**Goal**.
State how many lines in the listing below include the word "Brent", and add nothing besides the number.

________________

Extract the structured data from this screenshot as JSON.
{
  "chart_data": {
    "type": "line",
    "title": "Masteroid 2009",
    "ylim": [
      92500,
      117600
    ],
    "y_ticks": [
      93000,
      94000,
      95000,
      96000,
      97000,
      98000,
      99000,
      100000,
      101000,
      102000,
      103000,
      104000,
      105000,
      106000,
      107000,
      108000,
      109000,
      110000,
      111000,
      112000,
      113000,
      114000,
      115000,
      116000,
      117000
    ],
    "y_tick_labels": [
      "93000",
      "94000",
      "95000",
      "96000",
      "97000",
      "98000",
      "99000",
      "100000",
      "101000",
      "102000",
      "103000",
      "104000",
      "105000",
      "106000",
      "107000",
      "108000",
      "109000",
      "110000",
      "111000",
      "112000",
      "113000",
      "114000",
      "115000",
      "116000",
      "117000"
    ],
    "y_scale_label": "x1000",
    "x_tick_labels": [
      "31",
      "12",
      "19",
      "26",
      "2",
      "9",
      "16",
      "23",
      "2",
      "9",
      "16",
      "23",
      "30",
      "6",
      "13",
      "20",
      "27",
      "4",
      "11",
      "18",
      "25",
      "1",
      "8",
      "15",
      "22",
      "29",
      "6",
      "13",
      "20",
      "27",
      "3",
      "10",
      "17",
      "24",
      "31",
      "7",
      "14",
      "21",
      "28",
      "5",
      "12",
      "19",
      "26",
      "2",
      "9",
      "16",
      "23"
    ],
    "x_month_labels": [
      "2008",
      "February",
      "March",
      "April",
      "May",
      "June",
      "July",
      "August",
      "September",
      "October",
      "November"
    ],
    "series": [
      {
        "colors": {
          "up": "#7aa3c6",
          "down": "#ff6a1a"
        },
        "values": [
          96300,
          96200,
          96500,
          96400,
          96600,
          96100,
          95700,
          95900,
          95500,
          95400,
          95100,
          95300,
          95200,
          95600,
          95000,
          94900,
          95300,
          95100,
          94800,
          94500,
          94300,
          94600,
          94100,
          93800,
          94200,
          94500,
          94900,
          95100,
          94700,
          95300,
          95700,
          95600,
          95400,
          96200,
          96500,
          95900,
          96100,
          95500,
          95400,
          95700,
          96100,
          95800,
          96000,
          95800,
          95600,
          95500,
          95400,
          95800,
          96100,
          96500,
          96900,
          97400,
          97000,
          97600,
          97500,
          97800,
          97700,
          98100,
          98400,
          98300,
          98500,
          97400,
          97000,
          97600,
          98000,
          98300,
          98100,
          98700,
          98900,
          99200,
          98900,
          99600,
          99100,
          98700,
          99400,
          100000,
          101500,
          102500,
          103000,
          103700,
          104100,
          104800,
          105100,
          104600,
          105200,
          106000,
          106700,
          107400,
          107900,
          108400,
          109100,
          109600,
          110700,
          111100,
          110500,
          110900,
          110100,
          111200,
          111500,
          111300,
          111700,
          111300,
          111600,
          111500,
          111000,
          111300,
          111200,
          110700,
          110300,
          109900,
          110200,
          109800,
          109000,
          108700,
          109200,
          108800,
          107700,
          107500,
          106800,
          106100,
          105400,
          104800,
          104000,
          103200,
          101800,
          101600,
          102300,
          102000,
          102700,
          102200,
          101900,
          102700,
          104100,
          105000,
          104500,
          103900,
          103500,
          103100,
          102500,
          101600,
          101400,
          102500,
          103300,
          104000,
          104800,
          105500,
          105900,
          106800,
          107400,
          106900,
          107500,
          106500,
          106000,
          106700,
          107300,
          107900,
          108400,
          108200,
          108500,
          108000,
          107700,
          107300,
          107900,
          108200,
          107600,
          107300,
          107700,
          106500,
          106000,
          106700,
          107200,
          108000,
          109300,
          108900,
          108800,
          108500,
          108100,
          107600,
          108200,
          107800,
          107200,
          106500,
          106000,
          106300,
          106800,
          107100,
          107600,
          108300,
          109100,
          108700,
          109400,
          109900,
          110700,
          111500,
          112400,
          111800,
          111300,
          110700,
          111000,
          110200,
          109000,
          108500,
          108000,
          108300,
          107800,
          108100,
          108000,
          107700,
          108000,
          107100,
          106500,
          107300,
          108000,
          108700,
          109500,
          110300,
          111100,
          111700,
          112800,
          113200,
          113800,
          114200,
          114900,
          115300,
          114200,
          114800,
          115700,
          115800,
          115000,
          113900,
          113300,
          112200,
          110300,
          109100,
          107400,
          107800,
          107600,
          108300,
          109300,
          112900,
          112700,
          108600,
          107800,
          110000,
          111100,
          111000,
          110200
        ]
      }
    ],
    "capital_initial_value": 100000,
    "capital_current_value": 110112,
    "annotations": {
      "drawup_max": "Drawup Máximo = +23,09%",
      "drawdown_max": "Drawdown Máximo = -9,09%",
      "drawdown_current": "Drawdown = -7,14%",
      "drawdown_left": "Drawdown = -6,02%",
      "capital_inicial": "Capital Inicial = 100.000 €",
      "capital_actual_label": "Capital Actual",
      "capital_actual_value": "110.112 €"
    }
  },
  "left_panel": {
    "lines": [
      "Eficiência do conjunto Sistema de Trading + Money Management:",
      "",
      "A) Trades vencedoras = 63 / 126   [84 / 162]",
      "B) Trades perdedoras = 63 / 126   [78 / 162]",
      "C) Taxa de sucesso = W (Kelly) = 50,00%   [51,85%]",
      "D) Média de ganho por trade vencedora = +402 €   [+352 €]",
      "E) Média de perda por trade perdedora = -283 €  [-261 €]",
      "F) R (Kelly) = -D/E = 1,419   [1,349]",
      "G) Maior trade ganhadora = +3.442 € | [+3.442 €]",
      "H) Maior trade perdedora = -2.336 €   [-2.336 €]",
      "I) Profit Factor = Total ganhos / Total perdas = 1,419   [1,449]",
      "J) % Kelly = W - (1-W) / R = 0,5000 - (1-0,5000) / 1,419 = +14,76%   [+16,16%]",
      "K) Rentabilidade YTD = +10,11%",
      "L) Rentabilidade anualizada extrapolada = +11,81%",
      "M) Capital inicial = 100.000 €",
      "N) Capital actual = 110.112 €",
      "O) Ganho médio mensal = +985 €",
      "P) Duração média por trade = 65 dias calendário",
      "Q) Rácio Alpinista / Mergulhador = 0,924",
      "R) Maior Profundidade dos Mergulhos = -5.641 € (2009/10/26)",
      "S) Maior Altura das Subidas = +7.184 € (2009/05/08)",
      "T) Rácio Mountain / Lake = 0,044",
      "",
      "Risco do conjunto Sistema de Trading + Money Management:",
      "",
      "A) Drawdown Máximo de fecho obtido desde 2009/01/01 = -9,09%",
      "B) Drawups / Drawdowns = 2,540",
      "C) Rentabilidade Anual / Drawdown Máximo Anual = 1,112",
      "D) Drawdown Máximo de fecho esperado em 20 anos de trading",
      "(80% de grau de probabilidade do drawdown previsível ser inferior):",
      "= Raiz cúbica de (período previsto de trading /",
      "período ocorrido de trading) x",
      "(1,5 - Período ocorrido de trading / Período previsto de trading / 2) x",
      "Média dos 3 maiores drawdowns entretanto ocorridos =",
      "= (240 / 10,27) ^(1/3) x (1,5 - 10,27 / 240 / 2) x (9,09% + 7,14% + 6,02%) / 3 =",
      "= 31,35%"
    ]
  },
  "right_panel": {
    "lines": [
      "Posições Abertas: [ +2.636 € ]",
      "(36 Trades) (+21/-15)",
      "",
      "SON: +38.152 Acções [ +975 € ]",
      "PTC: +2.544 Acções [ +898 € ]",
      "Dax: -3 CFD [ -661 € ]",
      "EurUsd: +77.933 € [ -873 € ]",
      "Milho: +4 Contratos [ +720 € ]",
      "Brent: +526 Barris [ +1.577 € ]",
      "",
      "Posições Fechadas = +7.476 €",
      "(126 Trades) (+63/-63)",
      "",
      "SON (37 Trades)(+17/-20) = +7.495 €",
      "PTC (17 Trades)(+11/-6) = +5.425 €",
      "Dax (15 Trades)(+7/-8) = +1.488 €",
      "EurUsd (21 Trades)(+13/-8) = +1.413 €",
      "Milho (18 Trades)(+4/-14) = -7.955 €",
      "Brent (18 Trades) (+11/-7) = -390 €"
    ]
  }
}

________________

**Solved problem**.
2